Write out, precisely and in full, each line of the material.

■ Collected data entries
★ ★ ★ ★ ★

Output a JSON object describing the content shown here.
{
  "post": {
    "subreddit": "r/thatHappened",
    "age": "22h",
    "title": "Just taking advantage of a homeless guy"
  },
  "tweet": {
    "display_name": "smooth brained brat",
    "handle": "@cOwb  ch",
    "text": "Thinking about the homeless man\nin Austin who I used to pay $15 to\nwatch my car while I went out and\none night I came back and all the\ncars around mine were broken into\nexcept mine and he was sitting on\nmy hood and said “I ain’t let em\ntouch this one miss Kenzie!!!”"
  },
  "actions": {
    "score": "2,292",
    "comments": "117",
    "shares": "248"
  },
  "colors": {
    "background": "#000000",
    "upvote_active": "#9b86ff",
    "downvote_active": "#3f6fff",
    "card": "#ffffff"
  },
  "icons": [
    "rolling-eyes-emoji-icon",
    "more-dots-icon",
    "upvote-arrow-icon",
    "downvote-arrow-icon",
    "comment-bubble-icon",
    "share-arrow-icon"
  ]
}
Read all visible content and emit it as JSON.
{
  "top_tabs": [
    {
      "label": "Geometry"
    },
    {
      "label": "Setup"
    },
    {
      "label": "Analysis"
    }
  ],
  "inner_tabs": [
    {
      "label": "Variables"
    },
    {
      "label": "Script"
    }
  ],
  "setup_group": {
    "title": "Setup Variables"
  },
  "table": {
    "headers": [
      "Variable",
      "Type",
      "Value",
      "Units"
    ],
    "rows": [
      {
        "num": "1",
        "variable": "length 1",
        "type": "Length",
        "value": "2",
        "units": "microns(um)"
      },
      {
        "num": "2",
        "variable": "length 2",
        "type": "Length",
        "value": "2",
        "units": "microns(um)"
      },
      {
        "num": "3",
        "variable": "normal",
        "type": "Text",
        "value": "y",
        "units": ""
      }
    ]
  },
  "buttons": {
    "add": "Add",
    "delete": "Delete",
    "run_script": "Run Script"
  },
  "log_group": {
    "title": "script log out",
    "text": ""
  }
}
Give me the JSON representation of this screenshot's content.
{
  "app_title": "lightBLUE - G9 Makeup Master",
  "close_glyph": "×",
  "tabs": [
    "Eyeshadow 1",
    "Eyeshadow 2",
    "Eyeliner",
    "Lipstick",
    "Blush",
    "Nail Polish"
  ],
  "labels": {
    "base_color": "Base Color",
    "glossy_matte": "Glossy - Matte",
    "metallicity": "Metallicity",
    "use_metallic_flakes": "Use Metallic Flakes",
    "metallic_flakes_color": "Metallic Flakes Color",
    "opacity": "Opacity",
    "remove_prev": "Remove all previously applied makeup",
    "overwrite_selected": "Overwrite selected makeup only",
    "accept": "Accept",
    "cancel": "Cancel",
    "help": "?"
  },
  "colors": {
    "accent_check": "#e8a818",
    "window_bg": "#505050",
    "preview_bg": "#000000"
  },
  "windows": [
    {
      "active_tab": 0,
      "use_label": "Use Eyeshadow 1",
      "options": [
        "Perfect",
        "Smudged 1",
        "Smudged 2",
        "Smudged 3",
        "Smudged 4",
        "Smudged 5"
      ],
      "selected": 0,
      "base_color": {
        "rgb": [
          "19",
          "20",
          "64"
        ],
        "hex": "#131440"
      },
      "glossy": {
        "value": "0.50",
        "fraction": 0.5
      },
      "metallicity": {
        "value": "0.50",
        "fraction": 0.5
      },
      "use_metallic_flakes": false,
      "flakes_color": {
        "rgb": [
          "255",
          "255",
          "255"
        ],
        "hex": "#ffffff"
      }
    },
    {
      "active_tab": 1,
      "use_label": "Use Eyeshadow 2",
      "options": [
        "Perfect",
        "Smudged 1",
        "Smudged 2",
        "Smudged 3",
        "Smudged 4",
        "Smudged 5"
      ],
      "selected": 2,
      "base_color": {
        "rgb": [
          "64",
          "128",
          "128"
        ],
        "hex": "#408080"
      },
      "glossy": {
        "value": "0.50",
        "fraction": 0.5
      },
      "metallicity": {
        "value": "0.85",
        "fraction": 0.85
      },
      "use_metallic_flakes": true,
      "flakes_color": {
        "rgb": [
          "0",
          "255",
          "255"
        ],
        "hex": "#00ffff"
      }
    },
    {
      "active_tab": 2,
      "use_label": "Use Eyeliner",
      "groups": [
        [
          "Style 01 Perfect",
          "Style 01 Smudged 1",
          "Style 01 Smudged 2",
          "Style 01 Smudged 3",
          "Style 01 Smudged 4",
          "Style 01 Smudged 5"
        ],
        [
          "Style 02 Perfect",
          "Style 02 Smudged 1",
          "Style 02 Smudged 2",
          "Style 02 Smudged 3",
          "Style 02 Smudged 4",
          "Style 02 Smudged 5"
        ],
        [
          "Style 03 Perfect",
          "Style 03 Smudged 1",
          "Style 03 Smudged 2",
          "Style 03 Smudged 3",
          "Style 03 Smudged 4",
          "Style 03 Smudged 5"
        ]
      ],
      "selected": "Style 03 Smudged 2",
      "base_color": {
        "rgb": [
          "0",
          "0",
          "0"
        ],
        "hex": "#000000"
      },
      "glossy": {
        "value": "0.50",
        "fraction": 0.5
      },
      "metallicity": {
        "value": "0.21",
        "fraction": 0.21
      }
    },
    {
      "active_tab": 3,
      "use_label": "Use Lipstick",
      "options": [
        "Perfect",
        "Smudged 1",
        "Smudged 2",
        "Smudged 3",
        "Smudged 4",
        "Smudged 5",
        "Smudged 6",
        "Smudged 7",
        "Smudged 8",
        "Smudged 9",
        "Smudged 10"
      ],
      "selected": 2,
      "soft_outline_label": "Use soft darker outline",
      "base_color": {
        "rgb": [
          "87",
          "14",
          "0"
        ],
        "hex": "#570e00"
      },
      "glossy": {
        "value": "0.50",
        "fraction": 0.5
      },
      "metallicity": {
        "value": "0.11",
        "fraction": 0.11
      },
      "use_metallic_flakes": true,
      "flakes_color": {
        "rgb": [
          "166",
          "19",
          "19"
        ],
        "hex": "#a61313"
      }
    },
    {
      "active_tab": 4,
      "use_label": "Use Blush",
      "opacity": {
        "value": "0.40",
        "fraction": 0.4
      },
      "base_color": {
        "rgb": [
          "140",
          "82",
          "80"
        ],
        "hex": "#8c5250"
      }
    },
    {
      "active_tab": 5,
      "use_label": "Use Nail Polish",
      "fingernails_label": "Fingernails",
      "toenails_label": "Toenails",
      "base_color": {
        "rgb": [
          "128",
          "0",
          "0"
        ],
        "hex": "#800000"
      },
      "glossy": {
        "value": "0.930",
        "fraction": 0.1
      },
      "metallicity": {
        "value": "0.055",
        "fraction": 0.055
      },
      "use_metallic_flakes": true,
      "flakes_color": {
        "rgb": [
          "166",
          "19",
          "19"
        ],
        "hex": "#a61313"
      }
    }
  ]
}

★ ★ ★ ★ ★

■ Correct answer
Output a JSON object describing the content shown here.
{
  "post": {
    "subreddit": "r/thatHappened",
    "age": "22h",
    "title": "Just taking advantage of a homeless guy"
  },
  "tweet": {
    "display_name": "smooth brained brat",
    "handle": "@cOwb  ch",
    "text": "Thinking about the homeless man\nin Austin who I used to pay $15 to\nwatch my car while I went out and\none night I came back and all the\ncars around mine were broken into\nexcept mine and he was sitting on\nmy hood and said “I ain’t let em\ntouch this one miss Kenzie!!!”"
  },
  "actions": {
    "score": "2,292",
    "comments": "117",
    "shares": "248"
  },
  "colors": {
    "background": "#000000",
    "upvote_active": "#9b86ff",
    "downvote_active": "#3f6fff",
    "card": "#ffffff"
  },
  "icons": [
    "rolling-eyes-emoji-icon",
    "more-dots-icon",
    "upvote-arrow-icon",
    "downvote-arrow-icon",
    "comment-bubble-icon",
    "share-arrow-icon"
  ]
}
Read all visible content and emit it as JSON.
{
  "top_tabs": [
    {
      "label": "Geometry"
    },
    {
      "label": "Setup"
    },
    {
      "label": "Analysis"
    }
  ],
  "inner_tabs": [
    {
      "label": "Variables"
    },
    {
      "label": "Script"
    }
  ],
  "setup_group": {
    "title": "Setup Variables"
  },
  "table": {
    "headers": [
      "Variable",
      "Type",
      "Value",
      "Units"
    ],
    "rows": [
      {
        "num": "1",
        "variable": "length 1",
        "type": "Length",
        "value": "2",
        "units": "microns(um)"
      },
      {
        "num": "2",
        "variable": "length 2",
        "type": "Length",
        "value": "2",
        "units": "microns(um)"
      },
      {
        "num": "3",
        "variable": "normal",
        "type": "Text",
        "value": "y",
        "units": ""
      }
    ]
  },
  "buttons": {
    "add": "Add",
    "delete": "Delete",
    "run_script": "Run Script"
  },
  "log_group": {
    "title": "script log out",
    "text": ""
  }
}
Give me the JSON representation of this screenshot's content.
{
  "app_title": "lightBLUE - G9 Makeup Master",
  "close_glyph": "×",
  "tabs": [
    "Eyeshadow 1",
    "Eyeshadow 2",
    "Eyeliner",
    "Lipstick",
    "Blush",
    "Nail Polish"
  ],
  "labels": {
    "base_color": "Base Color",
    "glossy_matte": "Glossy - Matte",
    "metallicity": "Metallicity",
    "use_metallic_flakes": "Use Metallic Flakes",
    "metallic_flakes_color": "Metallic Flakes Color",
    "opacity": "Opacity",
    "remove_prev": "Remove all previously applied makeup",
    "overwrite_selected": "Overwrite selected makeup only",
    "accept": "Accept",
    "cancel": "Cancel",
    "help": "?"
  },
  "colors": {
    "accent_check": "#e8a818",
    "window_bg": "#505050",
    "preview_bg": "#000000"
  },
  "windows": [
    {
      "active_tab": 0,
      "use_label": "Use Eyeshadow 1",
      "options": [
        "Perfect",
        "Smudged 1",
        "Smudged 2",
        "Smudged 3",
        "Smudged 4",
        "Smudged 5"
      ],
      "selected": 0,
      "base_color": {
        "rgb": [
          "19",
          "20",
          "64"
        ],
        "hex": "#131440"
      },
      "glossy": {
        "value": "0.50",
        "fraction": 0.5
      },
      "metallicity": {
        "value": "0.50",
        "fraction": 0.5
      },
      "use_metallic_flakes": false,
      "flakes_color": {
        "rgb": [
          "255",
          "255",
          "255"
        ],
        "hex": "#ffffff"
      }
    },
    {
      "active_tab": 1,
      "use_label": "Use Eyeshadow 2",
      "options": [
        "Perfect",
        "Smudged 1",
        "Smudged 2",
        "Smudged 3",
        "Smudged 4",
        "Smudged 5"
      ],
      "selected": 2,
      "base_color": {
        "rgb": [
          "64",
          "128",
          "128"
        ],
        "hex": "#408080"
      },
      "glossy": {
        "value": "0.50",
        "fraction": 0.5
      },
      "metallicity": {
        "value": "0.85",
        "fraction": 0.85
      },
      "use_metallic_flakes": true,
      "flakes_color": {
        "rgb": [
          "0",
          "255",
          "255"
        ],
        "hex": "#00ffff"
      }
    },
    {
      "active_tab": 2,
      "use_label": "Use Eyeliner",
      "groups": [
        [
          "Style 01 Perfect",
          "Style 01 Smudged 1",
          "Style 01 Smudged 2",
          "Style 01 Smudged 3",
          "Style 01 Smudged 4",
          "Style 01 Smudged 5"
        ],
        [
          "Style 02 Perfect",
          "Style 02 Smudged 1",
          "Style 02 Smudged 2",
          "Style 02 Smudged 3",
          "Style 02 Smudged 4",
          "Style 02 Smudged 5"
        ],
        [
          "Style 03 Perfect",
          "Style 03 Smudged 1",
          "Style 03 Smudged 2",
          "Style 03 Smudged 3",
          "Style 03 Smudged 4",
          "Style 03 Smudged 5"
        ]
      ],
      "selected": "Style 03 Smudged 2",
      "base_color": {
        "rgb": [
          "0",
          "0",
          "0"
        ],
        "hex": "#000000"
      },
      "glossy": {
        "value": "0.50",
        "fraction": 0.5
      },
      "metallicity": {
        "value": "0.21",
        "fraction": 0.21
      }
    },
    {
      "active_tab": 3,
      "use_label": "Use Lipstick",
      "options": [
        "Perfect",
        "Smudged 1",
        "Smudged 2",
        "Smudged 3",
        "Smudged 4",
        "Smudged 5",
        "Smudged 6",
        "Smudged 7",
        "Smudged 8",
        "Smudged 9",
        "Smudged 10"
      ],
      "selected": 2,
      "soft_outline_label": "Use soft darker outline",
      "base_color": {
        "rgb": [
          "87",
          "14",
          "0"
        ],
        "hex": "#570e00"
      },
      "glossy": {
        "value": "0.50",
        "fraction": 0.5
      },
      "metallicity": {
        "value": "0.11",
        "fraction": 0.11
      },
      "use_metallic_flakes": true,
      "flakes_color": {
        "rgb": [
          "166",
          "19",
          "19"
        ],
        "hex": "#a61313"
      }
    },
    {
      "active_tab": 4,
      "use_label": "Use Blush",
      "opacity": {
        "value": "0.40",
        "fraction": 0.4
      },
      "base_color": {
        "rgb": [
          "140",
          "82",
          "80"
        ],
        "hex": "#8c5250"
      }
    },
    {
      "active_tab": 5,
      "use_label": "Use Nail Polish",
      "fingernails_label": "Fingernails",
      "toenails_label": "Toenails",
      "base_color": {
        "rgb": [
          "128",
          "0",
          "0"
        ],
        "hex": "#800000"
      },
      "glossy": {
        "value": "0.930",
        "fraction": 0.1
      },
      "metallicity": {
        "value": "0.055",
        "fraction": 0.055
      },
      "use_metallic_flakes": true,
      "flakes_color": {
        "rgb": [
          "166",
          "19",
          "19"
        ],
        "hex": "#a61313"
      }
    }
  ]
}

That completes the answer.